(Exercise instructions) Scan the lines and state how many carry "メール便". Leave out everything but the number.

[Data excerpts]
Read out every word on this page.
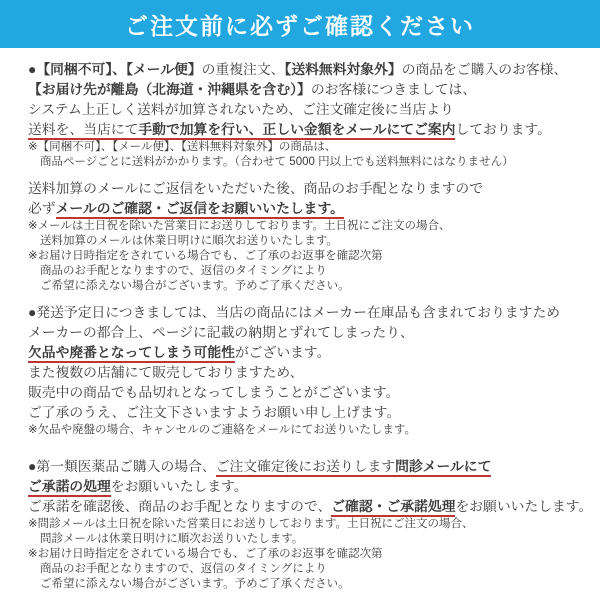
ご注文前に必ずご確認ください
●【同梱不可】、【メール便】の重複注文、【送料無料対象外】の商品をご購入のお客様、
【お届け先が離島（北海道・沖縄県を含む）】のお客様につきましては、
システム上正しく送料が加算されないため、ご注文確定後に当店より
送料を、当店にて手動で加算を行い、正しい金額をメールにてご案内しております。
※【同梱不可】、【メール便】、【送料無料対象外】の商品は、
商品ページごとに送料がかかります。（合わせて 5000 円以上でも送料無料にはなりません）
送料加算のメールにご返信をいただいた後、商品のお手配となりますので
必ずメールのご確認・ご返信をお願いいたします。
※メールは土日祝を除いた営業日にお送りしております。土日祝にご注文の場合、
送料加算のメールは休業日明けに順次お送りいたします。
※お届け日時指定をされている場合でも、ご了承のお返事を確認次第
商品のお手配となりますので、返信のタイミングにより
ご希望に添えない場合がございます。予めご了承ください。
●発送予定日につきましては、当店の商品にはメーカー在庫品も含まれておりますため
メーカーの都合上、ページに記載の納期とずれてしまったり、
欠品や廃番となってしまう可能性がございます。
また複数の店舗にて販売しておりますため、
販売中の商品でも品切れとなってしまうことがございます。
ご了承のうえ、ご注文下さいますようお願い申し上げます。
※欠品や廃盤の場合、キャンセルのご連絡をメールにてお送りいたします。
●第一類医薬品ご購入の場合、ご注文確定後にお送りします問診メールにて
ご承諾の処理をお願いいたします。
ご承諾を確認後、商品のお手配となりますので、ご確認・ご承諾処理をお願いいたします。
※問診メールは土日祝を除いた営業日にお送りしております。土日祝にご注文の場合、
問診メールは休業日明けに順次お送りいたします。
※お届け日時指定をされている場合でも、ご了承のお返事を確認次第
商品のお手配となりますので、返信のタイミングにより
ご希望に添えない場合がございます。予めご了承ください。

(Result of the exercise) 2